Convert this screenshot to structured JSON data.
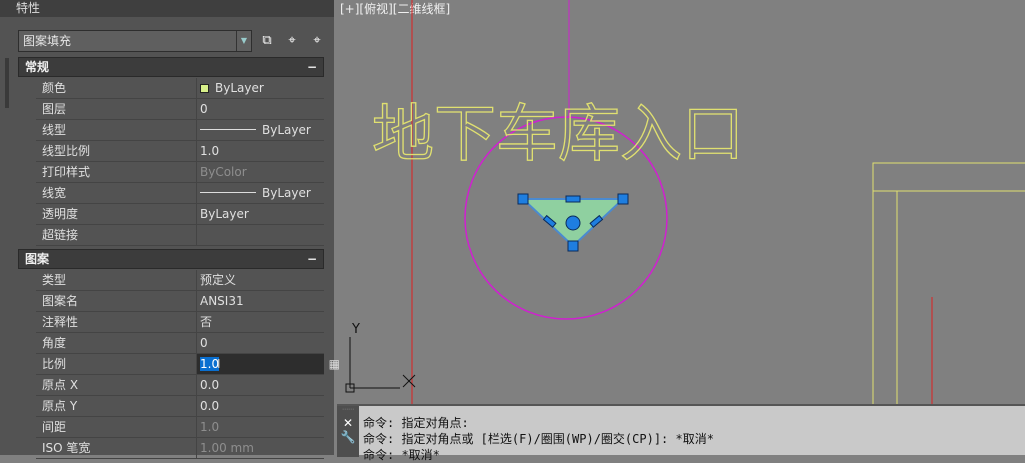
{
  "panel": {
    "title": "特性",
    "object_type": "图案填充"
  },
  "sections": {
    "general": {
      "title": "常规",
      "collapse": "−",
      "rows": [
        {
          "label": "颜色",
          "value": "ByLayer"
        },
        {
          "label": "图层",
          "value": "0"
        },
        {
          "label": "线型",
          "value": "ByLayer"
        },
        {
          "label": "线型比例",
          "value": "1.0"
        },
        {
          "label": "打印样式",
          "value": "ByColor"
        },
        {
          "label": "线宽",
          "value": "ByLayer"
        },
        {
          "label": "透明度",
          "value": "ByLayer"
        },
        {
          "label": "超链接",
          "value": ""
        }
      ]
    },
    "pattern": {
      "title": "图案",
      "collapse": "−",
      "rows": [
        {
          "label": "类型",
          "value": "预定义"
        },
        {
          "label": "图案名",
          "value": "ANSI31"
        },
        {
          "label": "注释性",
          "value": "否"
        },
        {
          "label": "角度",
          "value": "0"
        },
        {
          "label": "比例",
          "value": "1.0"
        },
        {
          "label": "原点 X",
          "value": "0.0"
        },
        {
          "label": "原点 Y",
          "value": "0.0"
        },
        {
          "label": "间距",
          "value": "1.0"
        },
        {
          "label": "ISO 笔宽",
          "value": "1.00 mm"
        }
      ]
    }
  },
  "viewport": {
    "label": "[+][俯视][二维线框]",
    "drawing_text": "地下车库入口",
    "ucs_x": "X",
    "ucs_y": "Y"
  },
  "command": {
    "lines": [
      "命令: 指定对角点:",
      "命令: 指定对角点或 [栏选(F)/圈围(WP)/圈交(CP)]: *取消*",
      "命令: *取消*"
    ]
  },
  "colors": {
    "swatch": "#d8f08a",
    "magenta": "#d020d0",
    "red": "#e02020",
    "yellow": "#e0e070"
  }
}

Task to carry out ::
Output the entries above exactly, without their pictures.

Task solution ::
Convert this screenshot to structured JSON data.
{
  "panel": {
    "title": "特性",
    "object_type": "图案填充"
  },
  "sections": {
    "general": {
      "title": "常规",
      "collapse": "−",
      "rows": [
        {
          "label": "颜色",
          "value": "ByLayer"
        },
        {
          "label": "图层",
          "value": "0"
        },
        {
          "label": "线型",
          "value": "ByLayer"
        },
        {
          "label": "线型比例",
          "value": "1.0"
        },
        {
          "label": "打印样式",
          "value": "ByColor"
        },
        {
          "label": "线宽",
          "value": "ByLayer"
        },
        {
          "label": "透明度",
          "value": "ByLayer"
        },
        {
          "label": "超链接",
          "value": ""
        }
      ]
    },
    "pattern": {
      "title": "图案",
      "collapse": "−",
      "rows": [
        {
          "label": "类型",
          "value": "预定义"
        },
        {
          "label": "图案名",
          "value": "ANSI31"
        },
        {
          "label": "注释性",
          "value": "否"
        },
        {
          "label": "角度",
          "value": "0"
        },
        {
          "label": "比例",
          "value": "1.0"
        },
        {
          "label": "原点 X",
          "value": "0.0"
        },
        {
          "label": "原点 Y",
          "value": "0.0"
        },
        {
          "label": "间距",
          "value": "1.0"
        },
        {
          "label": "ISO 笔宽",
          "value": "1.00 mm"
        }
      ]
    }
  },
  "viewport": {
    "label": "[+][俯视][二维线框]",
    "drawing_text": "地下车库入口",
    "ucs_x": "X",
    "ucs_y": "Y"
  },
  "command": {
    "lines": [
      "命令: 指定对角点:",
      "命令: 指定对角点或 [栏选(F)/圈围(WP)/圈交(CP)]: *取消*",
      "命令: *取消*"
    ]
  },
  "colors": {
    "swatch": "#d8f08a",
    "magenta": "#d020d0",
    "red": "#e02020",
    "yellow": "#e0e070"
  }
}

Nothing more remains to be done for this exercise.